▸ **Record extracts**
--

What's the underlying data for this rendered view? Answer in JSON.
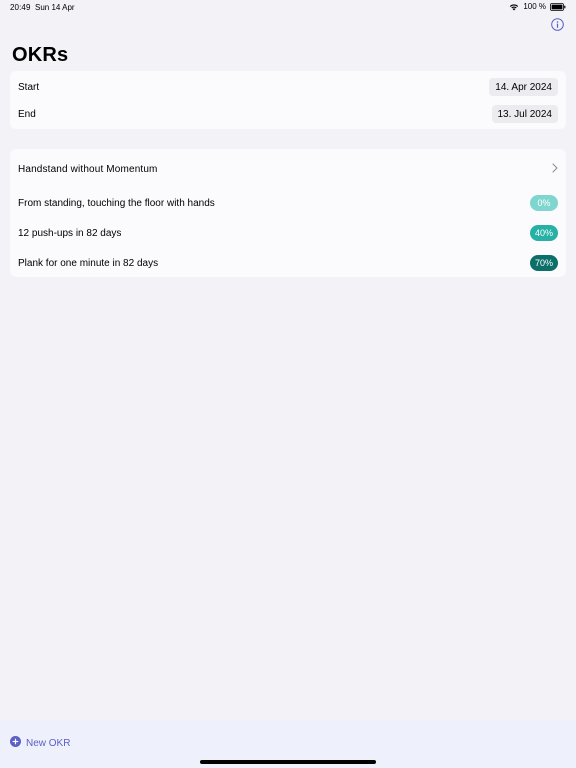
{
  "status_bar": {
    "time": "20:49",
    "date": "Sun 14 Apr",
    "battery": "100 %"
  },
  "header": {
    "title": "OKRs",
    "info_icon": "info-circle-icon"
  },
  "dates": {
    "start_label": "Start",
    "start_value": "14. Apr 2024",
    "end_label": "End",
    "end_value": "13. Jul 2024"
  },
  "objective": {
    "title": "Handstand without Momentum",
    "key_results": [
      {
        "label": "From standing, touching the floor with hands",
        "progress": "0%",
        "color": "#7fd6cf"
      },
      {
        "label": "12 push-ups in 82 days",
        "progress": "40%",
        "color": "#26b0a6"
      },
      {
        "label": "Plank for one minute in 82 days",
        "progress": "70%",
        "color": "#0d6f69"
      }
    ]
  },
  "bottom_bar": {
    "new_okr_label": "New OKR",
    "accent": "#5b5fc7"
  }
}
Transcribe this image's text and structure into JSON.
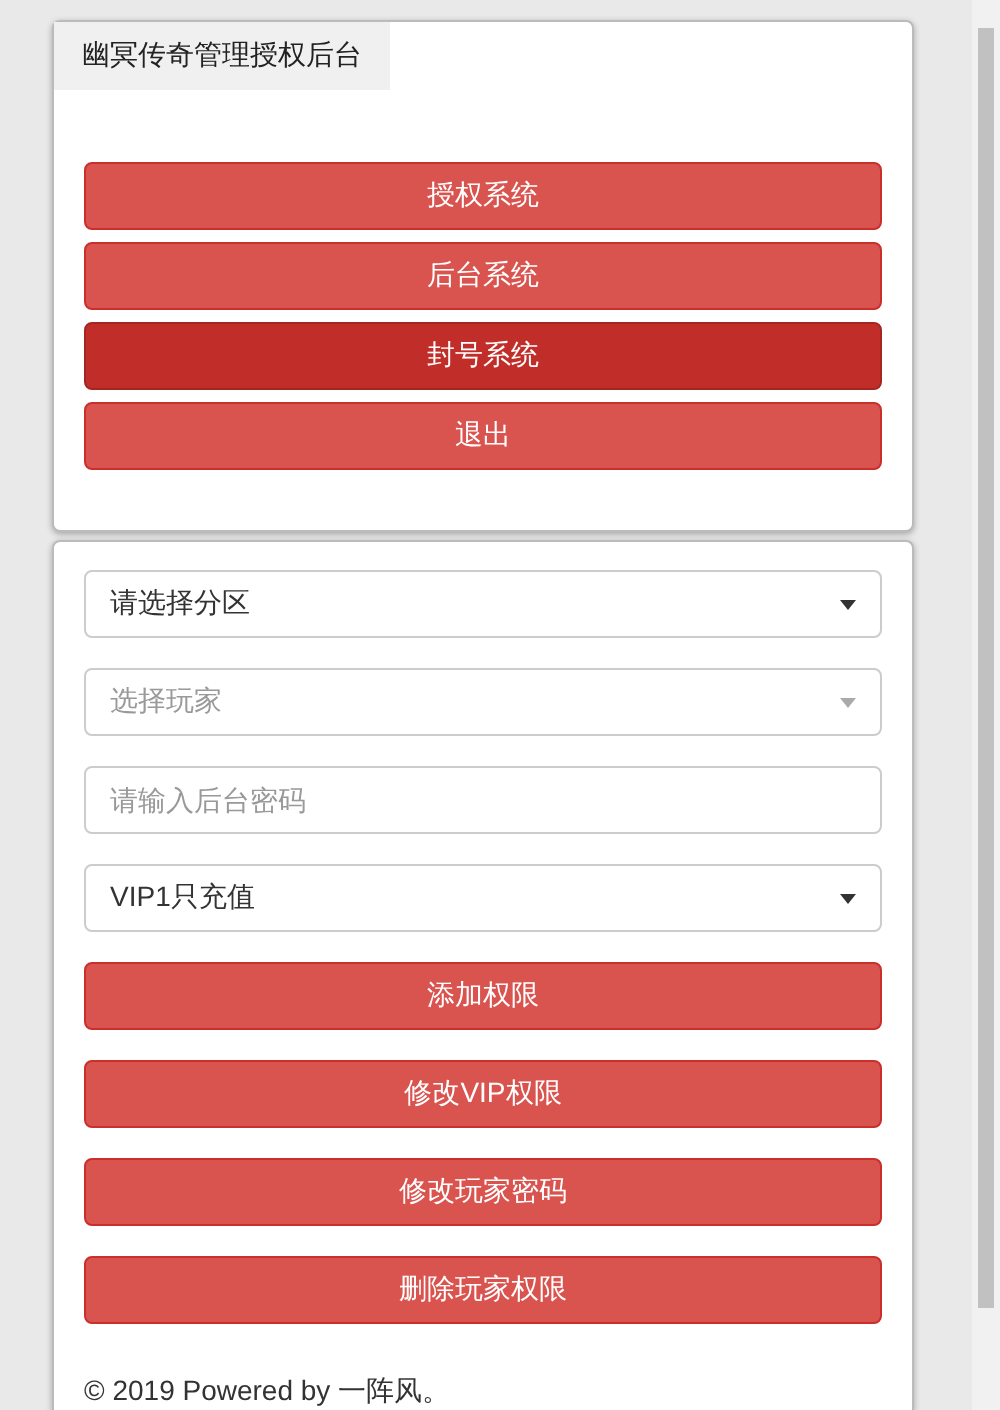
{
  "header": {
    "title": "幽冥传奇管理授权后台"
  },
  "nav_buttons": [
    {
      "label": "授权系统",
      "selected": false
    },
    {
      "label": "后台系统",
      "selected": false
    },
    {
      "label": "封号系统",
      "selected": true
    },
    {
      "label": "退出",
      "selected": false
    }
  ],
  "form": {
    "fields": [
      {
        "kind": "select",
        "value": "请选择分区",
        "disabled": false
      },
      {
        "kind": "select",
        "value": "选择玩家",
        "disabled": true
      },
      {
        "kind": "input",
        "placeholder": "请输入后台密码"
      },
      {
        "kind": "select",
        "value": "VIP1只充值",
        "disabled": false
      }
    ],
    "buttons": [
      "添加权限",
      "修改VIP权限",
      "修改玩家密码",
      "删除玩家权限"
    ]
  },
  "footer": "© 2019 Powered by 一阵风。"
}
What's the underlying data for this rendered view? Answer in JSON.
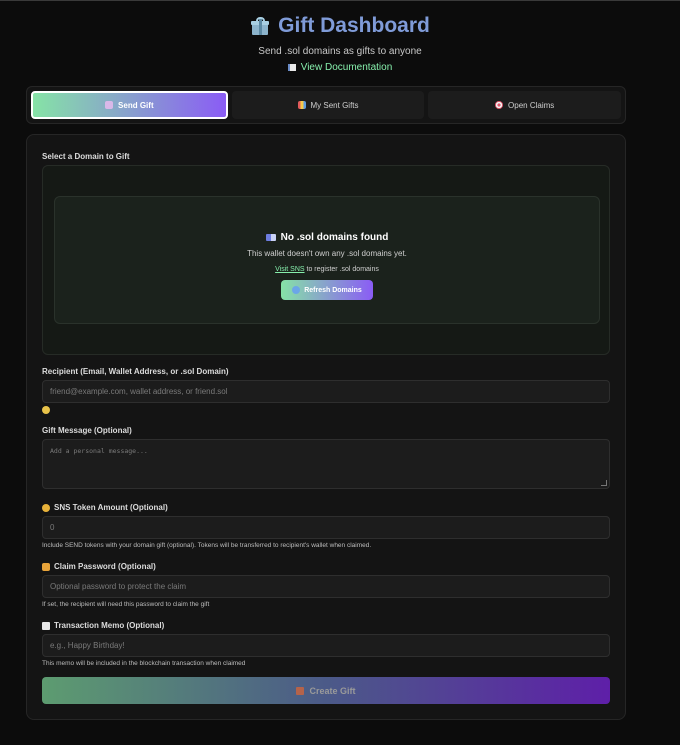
{
  "header": {
    "title": "Gift Dashboard",
    "subtitle": "Send .sol domains as gifts to anyone",
    "doc_link": "View Documentation"
  },
  "tabs": [
    {
      "label": "Send Gift",
      "icon": "gift-icon",
      "active": true
    },
    {
      "label": "My Sent Gifts",
      "icon": "chart-icon",
      "active": false
    },
    {
      "label": "Open Claims",
      "icon": "target-icon",
      "active": false
    }
  ],
  "form": {
    "domain_label": "Select a Domain to Gift",
    "empty": {
      "title": "No .sol domains found",
      "desc": "This wallet doesn't own any .sol domains yet.",
      "link": "Visit SNS",
      "hint_suffix": "to register .sol domains",
      "refresh": "Refresh Domains"
    },
    "recipient": {
      "label": "Recipient (Email, Wallet Address, or .sol Domain)",
      "placeholder": "friend@example.com, wallet address, or friend.sol"
    },
    "message": {
      "label": "Gift Message (Optional)",
      "placeholder": "Add a personal message..."
    },
    "tokens": {
      "label": "SNS Token Amount (Optional)",
      "value": "0",
      "help": "Include SEND tokens with your domain gift (optional). Tokens will be transferred to recipient's wallet when claimed."
    },
    "password": {
      "label": "Claim Password (Optional)",
      "placeholder": "Optional password to protect the claim",
      "help": "If set, the recipient will need this password to claim the gift"
    },
    "memo": {
      "label": "Transaction Memo (Optional)",
      "placeholder": "e.g., Happy Birthday!",
      "help": "This memo will be included in the blockchain transaction when claimed"
    },
    "submit": "Create Gift"
  },
  "colors": {
    "accent_green": "#86efac",
    "accent_purple": "#8a5cf5",
    "title_blue": "#7f9bd8"
  }
}
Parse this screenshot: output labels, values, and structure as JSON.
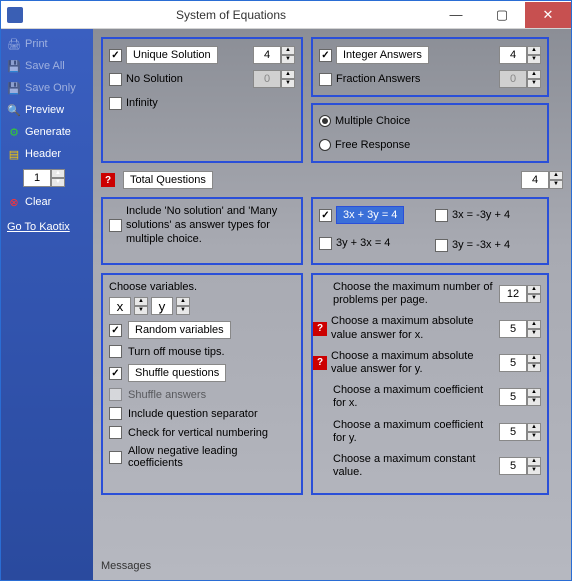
{
  "window": {
    "title": "System of Equations"
  },
  "sidebar": {
    "print": "Print",
    "save_all": "Save All",
    "save_only": "Save Only",
    "preview": "Preview",
    "generate": "Generate",
    "header": "Header",
    "header_value": "1",
    "clear": "Clear",
    "link": "Go To Kaotix"
  },
  "top_left": {
    "unique": "Unique Solution",
    "unique_val": "4",
    "none": "No Solution",
    "none_val": "0",
    "inf": "Infinity"
  },
  "top_right": {
    "int": "Integer Answers",
    "int_val": "4",
    "frac": "Fraction Answers",
    "frac_val": "0"
  },
  "response": {
    "mc": "Multiple Choice",
    "fr": "Free Response"
  },
  "total": {
    "label": "Total Questions",
    "value": "4"
  },
  "include": {
    "text": "Include 'No solution' and 'Many solutions' as answer types for multiple choice."
  },
  "eq": {
    "a": "3x + 3y = 4",
    "b": "3x = -3y + 4",
    "c": "3y + 3x = 4",
    "d": "3y = -3x + 4"
  },
  "vars": {
    "title": "Choose variables.",
    "v1": "x",
    "v2": "y",
    "random": "Random variables",
    "tips": "Turn off mouse tips.",
    "shuffle_q": "Shuffle questions",
    "shuffle_a": "Shuffle answers",
    "sep": "Include question separator",
    "vert": "Check for vertical numbering",
    "neg": "Allow negative leading coefficients"
  },
  "nums": {
    "per_page": "Choose the maximum number of problems per page.",
    "per_page_val": "12",
    "max_x": "Choose a  maximum absolute value answer for x.",
    "max_x_val": "5",
    "max_y": "Choose a  maximum absolute value answer for y.",
    "max_y_val": "5",
    "coef_x": "Choose a maximum coefficient for x.",
    "coef_x_val": "5",
    "coef_y": "Choose a maximum coefficient for y.",
    "coef_y_val": "5",
    "const": "Choose a maximum constant value.",
    "const_val": "5"
  },
  "messages": "Messages"
}
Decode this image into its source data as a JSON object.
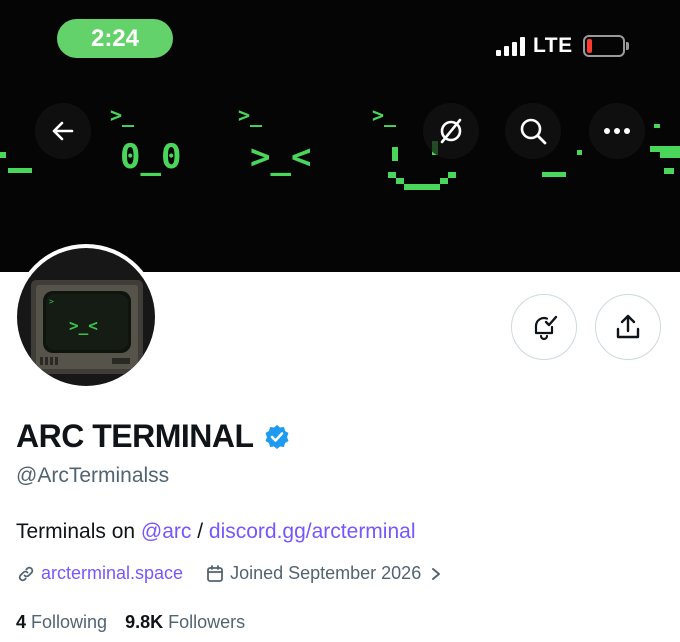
{
  "status_bar": {
    "time": "2:24",
    "network": "LTE",
    "battery_level": 0.12
  },
  "header": {
    "buttons": [
      "back",
      "nft-off",
      "search",
      "more"
    ]
  },
  "banner": {
    "prompts": [
      ">_",
      ">_",
      ">_"
    ],
    "faces": [
      "0_0",
      ">_<"
    ]
  },
  "profile": {
    "avatar_text": ">_<",
    "name": "ARC TERMINAL",
    "verified": true,
    "handle": "@ArcTerminalss",
    "bio": {
      "prefix": "Terminals on ",
      "mention": "@arc",
      "separator": " / ",
      "url": "discord.gg/arcterminal"
    },
    "website": "arcterminal.space",
    "joined": "Joined September 2026",
    "following_count": "4",
    "following_label": "Following",
    "followers_count": "9.8K",
    "followers_label": "Followers"
  },
  "colors": {
    "accent_link": "#7856ff",
    "verified": "#1d9bf0",
    "status_time_bg": "#63d26a",
    "terminal_green": "#3cc24a"
  }
}
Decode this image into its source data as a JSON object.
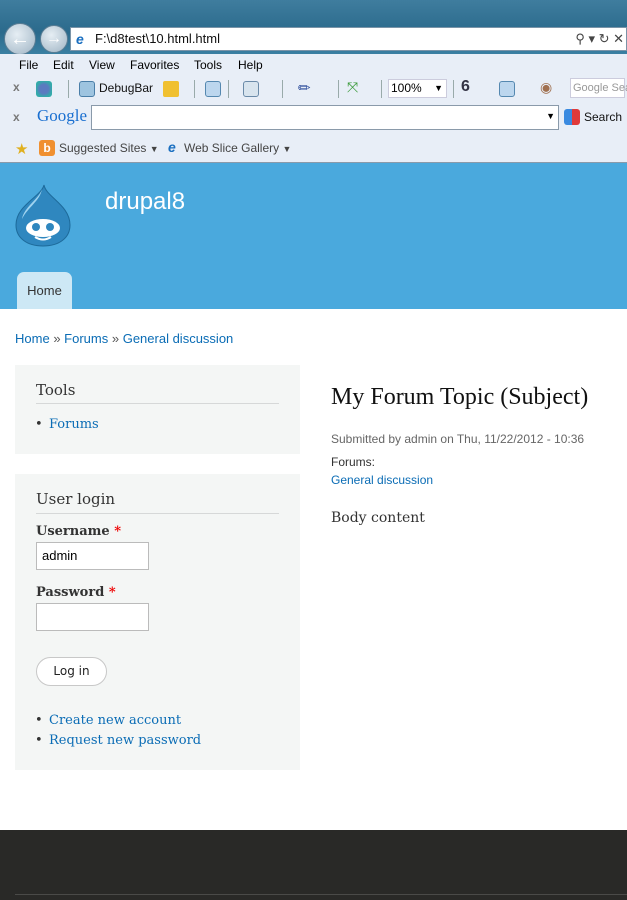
{
  "browser": {
    "address": "F:\\d8test\\10.html.html",
    "menu": [
      "File",
      "Edit",
      "View",
      "Favorites",
      "Tools",
      "Help"
    ],
    "toolbar": {
      "debugbar": "DebugBar",
      "zoom": "100%",
      "google_search_placeholder": "Google Sea"
    },
    "google_bar": {
      "logo": "Google",
      "search_label": "Search"
    },
    "favorites": {
      "suggested": "Suggested Sites",
      "webslice": "Web Slice Gallery"
    }
  },
  "site": {
    "name": "drupal8",
    "nav": [
      "Home"
    ]
  },
  "breadcrumb": [
    "Home",
    "Forums",
    "General discussion"
  ],
  "breadcrumb_sep": "»",
  "sidebar": {
    "tools": {
      "title": "Tools",
      "items": [
        "Forums"
      ]
    },
    "login": {
      "title": "User login",
      "username_label": "Username",
      "password_label": "Password",
      "required": "*",
      "username_value": "admin",
      "submit": "Log in",
      "links": [
        "Create new account",
        "Request new password"
      ]
    }
  },
  "content": {
    "title": "My Forum Topic (Subject)",
    "submitted": "Submitted by admin on Thu, 11/22/2012 - 10:36",
    "forums_label": "Forums:",
    "forum": "General discussion",
    "body": "Body content"
  }
}
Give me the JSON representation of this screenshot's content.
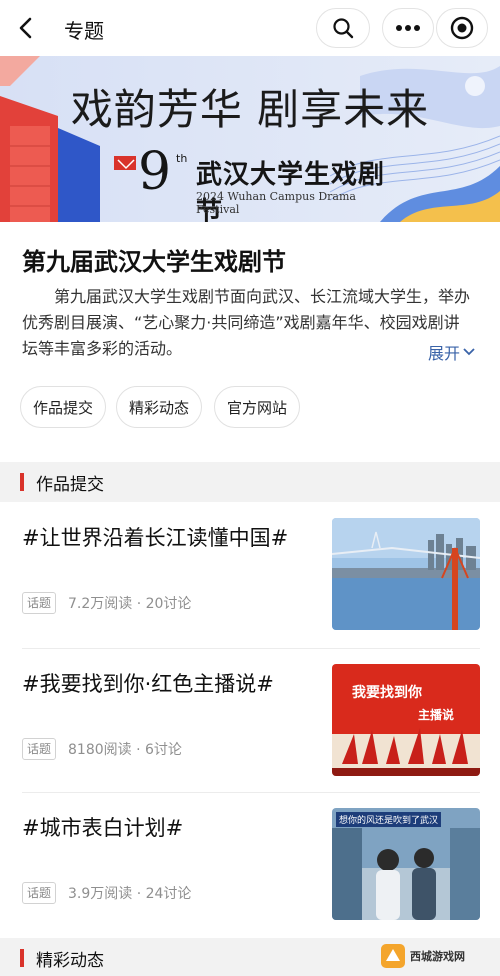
{
  "nav": {
    "title": "专题",
    "back_icon": "chevron-left-icon",
    "search_icon": "search-icon",
    "more_icon": "more-dots-icon",
    "record_icon": "target-icon"
  },
  "banner": {
    "slogan": "戏韵芳华 剧享未来",
    "edition_number": "9",
    "edition_suffix": "th",
    "festival_name": "武汉大学生戏剧节",
    "festival_en": "2024 Wuhan Campus Drama Festival"
  },
  "topic": {
    "title": "第九届武汉大学生戏剧节",
    "description": "第九届武汉大学生戏剧节面向武汉、长江流域大学生，举办优秀剧目展演、“艺心聚力·共同缔造”戏剧嘉年华、校园戏剧讲坛等丰富多彩的活动。",
    "expand_label": "展开"
  },
  "chips": [
    "作品提交",
    "精彩动态",
    "官方网站"
  ],
  "sections": [
    {
      "title": "作品提交",
      "posts": [
        {
          "title": "#让世界沿着长江读懂中国#",
          "tag": "话题",
          "meta": "7.2万阅读 · 20讨论",
          "thumb": "bridge-river-photo"
        },
        {
          "title": "#我要找到你·红色主播说#",
          "tag": "话题",
          "meta": "8180阅读 · 6讨论",
          "thumb": "red-poster-image",
          "thumb_text": "我要找到你",
          "thumb_text2": "主播说"
        },
        {
          "title": "#城市表白计划#",
          "tag": "话题",
          "meta": "3.9万阅读 · 24讨论",
          "thumb": "couple-street-photo",
          "thumb_text": "想你的风还是吹到了武汉"
        }
      ]
    },
    {
      "title": "精彩动态"
    }
  ],
  "watermark": {
    "text": "西城游戏网"
  },
  "colors": {
    "accent_red": "#d9332b",
    "link_blue": "#3a63a8",
    "section_bg": "#f2f2f2"
  }
}
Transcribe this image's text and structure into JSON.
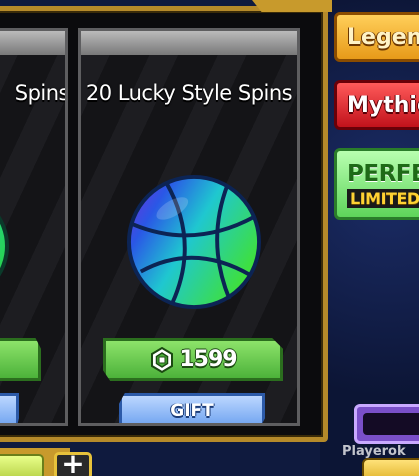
{
  "shop": {
    "left_card": {
      "title": "Spins"
    },
    "main_card": {
      "title": "20 Lucky Style Spins",
      "price": "1599",
      "price_currency_icon": "robux-icon",
      "gift_label": "GIFT",
      "item_icon": "basketball-icon"
    }
  },
  "side_tabs": {
    "legendary": "Legend",
    "mythic": "Mythic",
    "perfect_title": "PERFEC",
    "perfect_subtitle": "LIMITED TI"
  },
  "bottom": {
    "add_label": "+"
  },
  "watermark": "Playerok",
  "colors": {
    "frame_gold": "#b58a2a",
    "price_green": "#4cb23a",
    "gift_blue": "#6fa3f0",
    "legendary_orange": "#e79a19",
    "mythic_red": "#c1121b",
    "perfect_green": "#5ed45a"
  }
}
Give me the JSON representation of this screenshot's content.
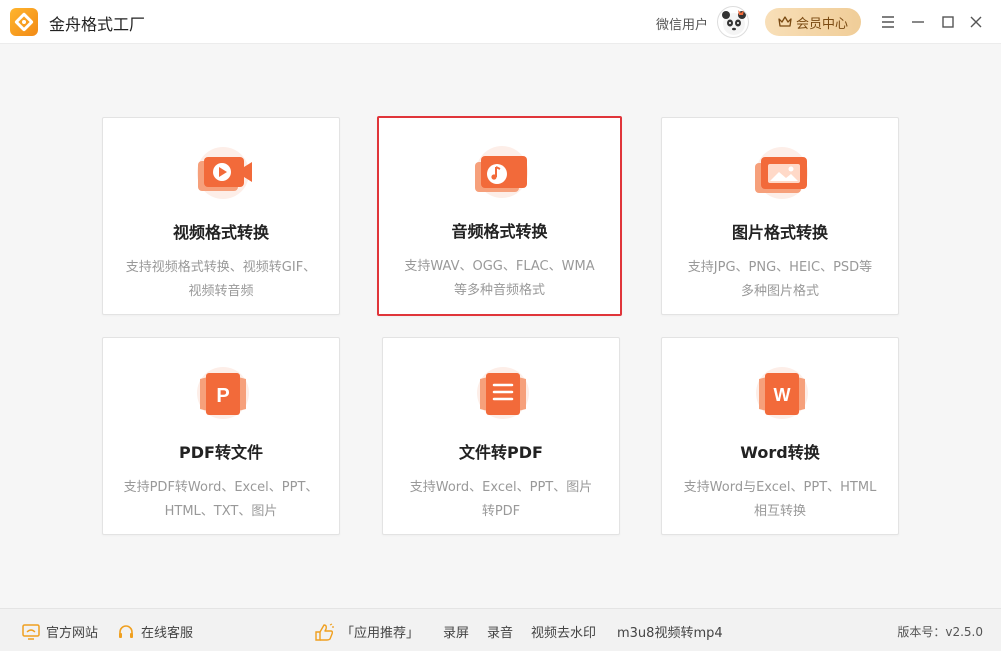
{
  "app": {
    "title": "金舟格式工厂"
  },
  "user": {
    "name": "微信用户"
  },
  "header": {
    "vip_label": "会员中心"
  },
  "window_controls": [
    "menu-icon",
    "minimize-icon",
    "maximize-icon",
    "close-icon"
  ],
  "cards": [
    {
      "title": "视频格式转换",
      "desc_line1": "支持视频格式转换、视频转GIF、",
      "desc_line2": "视频转音频",
      "icon": "video-icon"
    },
    {
      "title": "音频格式转换",
      "desc_line1": "支持WAV、OGG、FLAC、WMA",
      "desc_line2": "等多种音频格式",
      "icon": "music-icon",
      "selected": true
    },
    {
      "title": "图片格式转换",
      "desc_line1": "支持JPG、PNG、HEIC、PSD等",
      "desc_line2": "多种图片格式",
      "icon": "image-icon"
    },
    {
      "title": "PDF转文件",
      "desc_line1": "支持PDF转Word、Excel、PPT、",
      "desc_line2": "HTML、TXT、图片",
      "icon": "pdf-icon"
    },
    {
      "title": "文件转PDF",
      "desc_line1": "支持Word、Excel、PPT、图片",
      "desc_line2": "转PDF",
      "icon": "document-icon"
    },
    {
      "title": "Word转换",
      "desc_line1": "支持Word与Excel、PPT、HTML",
      "desc_line2": "相互转换",
      "icon": "word-icon"
    }
  ],
  "footer": {
    "website": "官方网站",
    "support": "在线客服",
    "recommend": "「应用推荐」",
    "links": [
      "录屏",
      "录音",
      "视频去水印",
      "m3u8视频转mp4"
    ],
    "version": "版本号：v2.5.0"
  },
  "colors": {
    "accent": "#f26a3a",
    "selected_border": "#e0353a",
    "vip_gold": "#f0cd98"
  }
}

--

▸ **Direction**
Display every line of the listing that contains the string "Shuffle".

▸ **Result below**
    "shuffle_q": "Shuffle questions",
    "shuffle_a": "Shuffle answers",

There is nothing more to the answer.